#### Written instruction
Give all of the lines again, with nothing added or dropped.

- - -

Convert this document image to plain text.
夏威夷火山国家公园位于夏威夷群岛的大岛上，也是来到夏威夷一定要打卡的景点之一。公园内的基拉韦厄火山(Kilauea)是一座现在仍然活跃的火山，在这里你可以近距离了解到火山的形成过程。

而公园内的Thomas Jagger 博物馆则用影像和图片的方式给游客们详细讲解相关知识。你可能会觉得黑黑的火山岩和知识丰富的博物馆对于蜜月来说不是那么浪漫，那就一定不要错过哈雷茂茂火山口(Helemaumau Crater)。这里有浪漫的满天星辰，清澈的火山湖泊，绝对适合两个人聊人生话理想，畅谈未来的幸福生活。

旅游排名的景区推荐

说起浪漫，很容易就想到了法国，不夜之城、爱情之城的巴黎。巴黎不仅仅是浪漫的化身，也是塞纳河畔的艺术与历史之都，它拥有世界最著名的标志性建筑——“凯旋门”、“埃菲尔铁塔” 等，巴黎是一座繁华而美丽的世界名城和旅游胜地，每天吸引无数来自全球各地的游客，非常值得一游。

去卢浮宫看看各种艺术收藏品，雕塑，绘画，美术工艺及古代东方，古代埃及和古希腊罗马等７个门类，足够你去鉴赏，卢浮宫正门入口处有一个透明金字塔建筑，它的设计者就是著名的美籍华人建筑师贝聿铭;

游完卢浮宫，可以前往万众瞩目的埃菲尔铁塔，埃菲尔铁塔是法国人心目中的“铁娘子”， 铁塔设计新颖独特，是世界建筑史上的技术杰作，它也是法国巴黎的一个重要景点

- - -

#### The completed task
Convert this document image to plain text.
夏威夷火山国家公园位于夏威夷群岛的大岛上，也是来到夏威夷一定要打卡的景点之一。公园内的基拉韦厄火山(Kilauea)是一座现在仍然活跃的火山，在这里你可以近距离了解到火山的形成过程。

而公园内的Thomas Jagger 博物馆则用影像和图片的方式给游客们详细讲解相关知识。你可能会觉得黑黑的火山岩和知识丰富的博物馆对于蜜月来说不是那么浪漫，那就一定不要错过哈雷茂茂火山口(Helemaumau Crater)。这里有浪漫的满天星辰，清澈的火山湖泊，绝对适合两个人聊人生话理想，畅谈未来的幸福生活。

旅游排名的景区推荐

说起浪漫，很容易就想到了法国，不夜之城、爱情之城的巴黎。巴黎不仅仅是浪漫的化身，也是塞纳河畔的艺术与历史之都，它拥有世界最著名的标志性建筑——“凯旋门”、“埃菲尔铁塔” 等，巴黎是一座繁华而美丽的世界名城和旅游胜地，每天吸引无数来自全球各地的游客，非常值得一游。

去卢浮宫看看各种艺术收藏品，雕塑，绘画，美术工艺及古代东方，古代埃及和古希腊罗马等７个门类，足够你去鉴赏，卢浮宫正门入口处有一个透明金字塔建筑，它的设计者就是著名的美籍华人建筑师贝聿铭;

游完卢浮宫，可以前往万众瞩目的埃菲尔铁塔，埃菲尔铁塔是法国人心目中的“铁娘子”， 铁塔设计新颖独特，是世界建筑史上的技术杰作，它也是法国巴黎的一个重要景点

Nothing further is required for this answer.